[Extracted data entries]
__________________________________________________

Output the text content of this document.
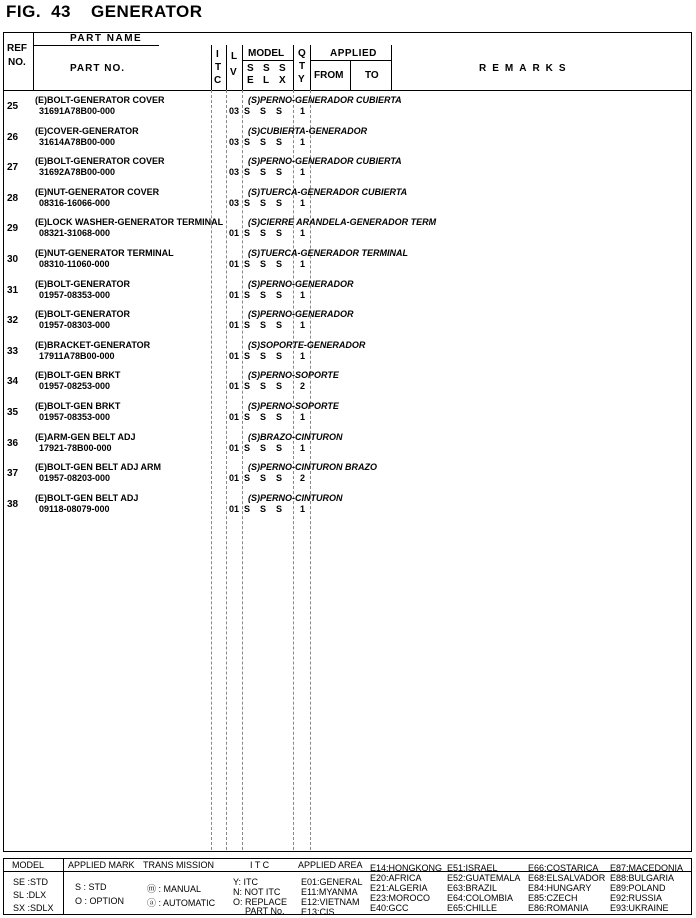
FIG. 43 GENERATOR
REF
NO.
PART NAME
PART NO.
I
T
C
L
V
MODEL
S S S
E L X
Q
T
Y
APPLIED
FROM TO
REMARKS
25
(E)BOLT-GENERATOR COVER
31691A78B00-000
(S)PERNO-GENERADOR CUBIERTA
03 S S S 1
26
(E)COVER-GENERATOR
31614A78B00-000
(S)CUBIERTA-GENERADOR
03 S S S 1
27
(E)BOLT-GENERATOR COVER
31692A78B00-000
(S)PERNO-GENERADOR CUBIERTA
03 S S S 1
28
(E)NUT-GENERATOR COVER
08316-16066-000
(S)TUERCA-GENERADOR CUBIERTA
03 S S S 1
29
(E)LOCK WASHER-GENERATOR TERMINAL
08321-31068-000
(S)CIERRE ARANDELA-GENERADOR TERM
01 S S S 1
30
(E)NUT-GENERATOR TERMINAL
08310-11060-000
(S)TUERCA-GENERADOR TERMINAL
01 S S S 1
31
(E)BOLT-GENERATOR
01957-08353-000
(S)PERNO-GENERADOR
01 S S S 1
32
(E)BOLT-GENERATOR
01957-08303-000
(S)PERNO-GENERADOR
01 S S S 1
33
(E)BRACKET-GENERATOR
17911A78B00-000
(S)SOPORTE-GENERADOR
01 S S S 1
34
(E)BOLT-GEN BRKT
01957-08253-000
(S)PERNO-SOPORTE
01 S S S 2
35
(E)BOLT-GEN BRKT
01957-08353-000
(S)PERNO-SOPORTE
01 S S S 1
36
(E)ARM-GEN BELT ADJ
17921-78B00-000
(S)BRAZO-CINTURON
01 S S S 1
37
(E)BOLT-GEN BELT ADJ ARM
01957-08203-000
(S)PERNO-CINTURON BRAZO
01 S S S 2
38
(E)BOLT-GEN BELT ADJ
09118-08079-000
(S)PERNO-CINTURON
01 S S S 1
MODEL	APPLIED MARK TRANS MISSION	I T C	APPLIED AREA
SE :STD
SL :DLX
SX :SDLX
S : STD
O : OPTION
ⓜ : MANUAL
ⓐ : AUTOMATIC
Y: ITC
N: NOT ITC
O: REPLACE
PART No.
E01:GENERAL
E11:MYANMA
E12:VIETNAM
E13:CIS
E14:HONGKONG
E20:AFRICA
E21:ALGERIA
E23:MOROCO
E40:GCC
E51:ISRAEL
E52:GUATEMALA
E63:BRAZIL
E64:COLOMBIA
E65:CHILLE
E66:COSTARICA
E68:ELSALVADOR
E84:HUNGARY
E85:CZECH
E86:ROMANIA
E87:MACEDONIA
E88:BULGARIA
E89:POLAND
E92:RUSSIA
E93:UKRAINE
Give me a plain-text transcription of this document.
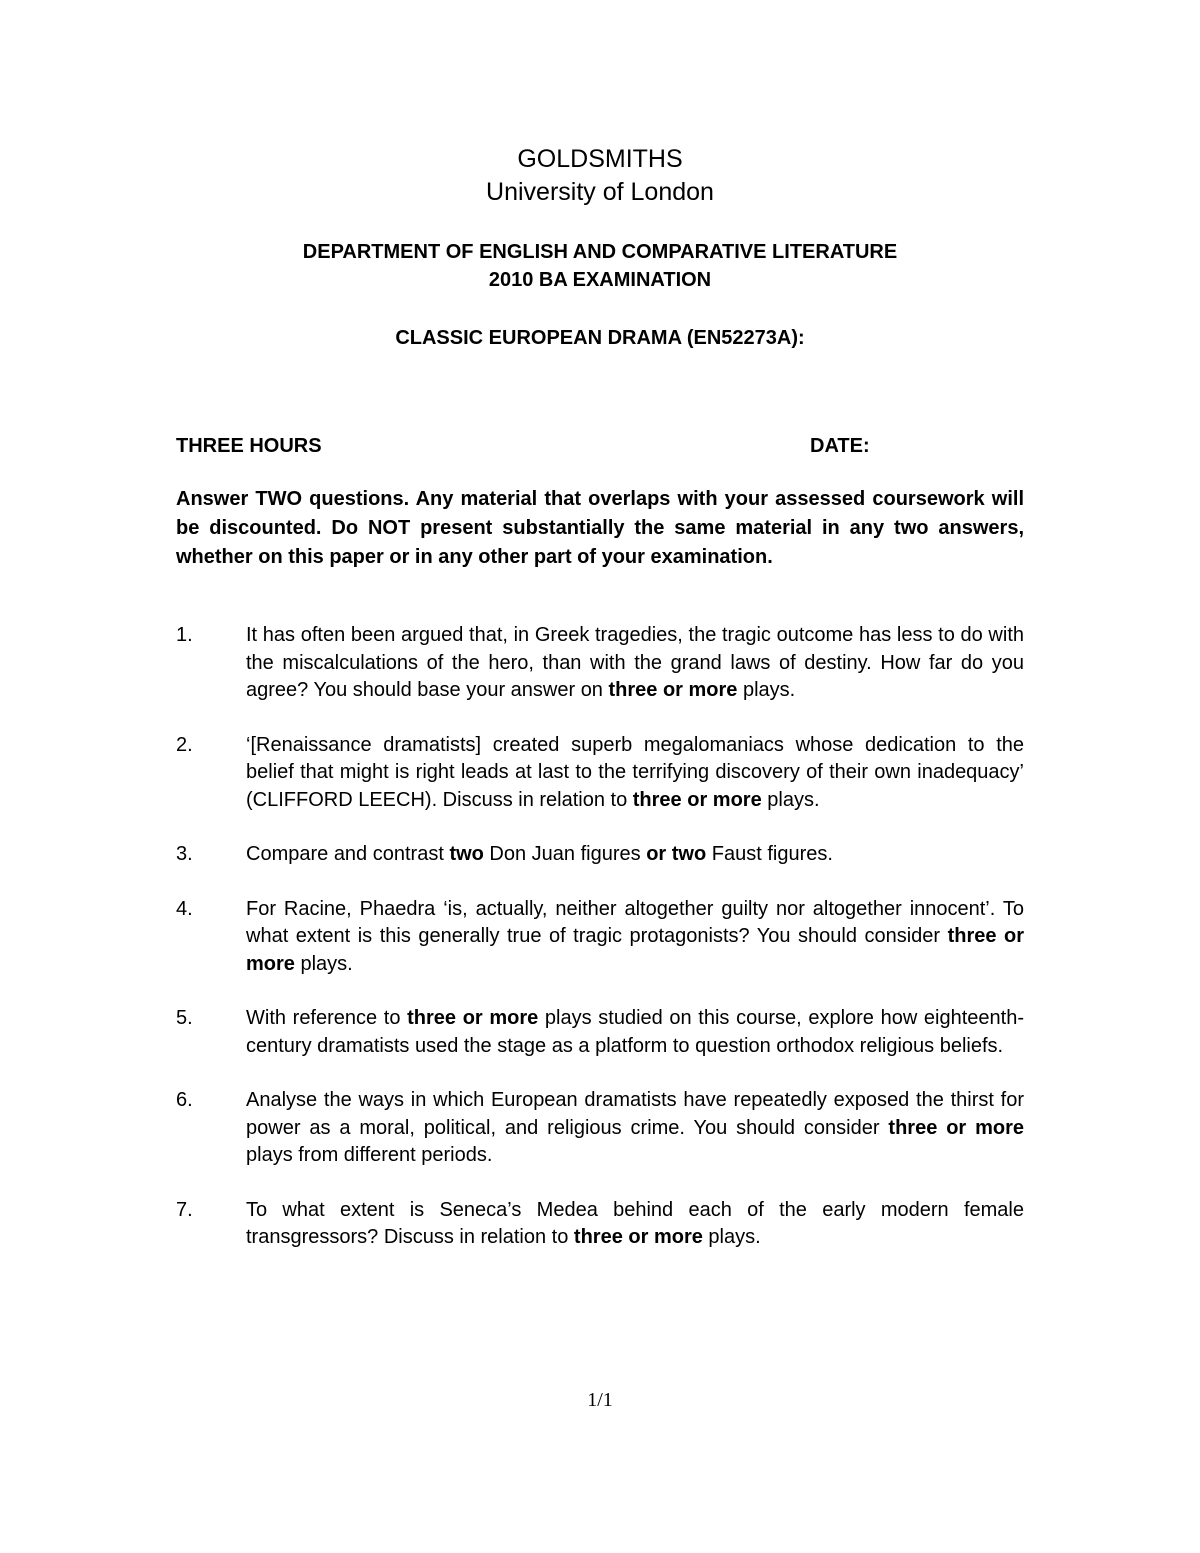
GOLDSMITHS
University of London
DEPARTMENT OF ENGLISH AND COMPARATIVE LITERATURE
2010 BA EXAMINATION
CLASSIC EUROPEAN DRAMA (EN52273A):
THREE HOURS	DATE:

Answer TWO questions. Any material that overlaps with your assessed coursework will be discounted. Do NOT present substantially the same material in any two answers, whether on this paper or in any other part of your examination.

1.	It has often been argued that, in Greek tragedies, the tragic outcome has less to do with the miscalculations of the hero, than with the grand laws of destiny. How far do you agree? You should base your answer on three or more plays.
2.	‘[Renaissance dramatists] created superb megalomaniacs whose dedication to the belief that might is right leads at last to the terrifying discovery of their own inadequacy’ (CLIFFORD LEECH). Discuss in relation to three or more plays.
3.	Compare and contrast two Don Juan figures or two Faust figures.
4.	For Racine, Phaedra ‘is, actually, neither altogether guilty nor altogether innocent’. To what extent is this generally true of tragic protagonists? You should consider three or more plays.
5.	With reference to three or more plays studied on this course, explore how eighteenth-century dramatists used the stage as a platform to question orthodox religious beliefs.
6.	Analyse the ways in which European dramatists have repeatedly exposed the thirst for power as a moral, political, and religious crime. You should consider three or more plays from different periods.
7.	To what extent is Seneca’s Medea behind each of the early modern female transgressors? Discuss in relation to three or more plays.
1/1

__________________________________________________

_Written problem_: Extract all lines containing the word "consider".

_Solution_:
4.	For Racine, Phaedra ‘is, actually, neither altogether guilty nor altogether innocent’. To what extent is this generally true of tragic protagonists? You should consider three or more plays.
6.	Analyse the ways in which European dramatists have repeatedly exposed the thirst for power as a moral, political, and religious crime. You should consider three or more plays from different periods.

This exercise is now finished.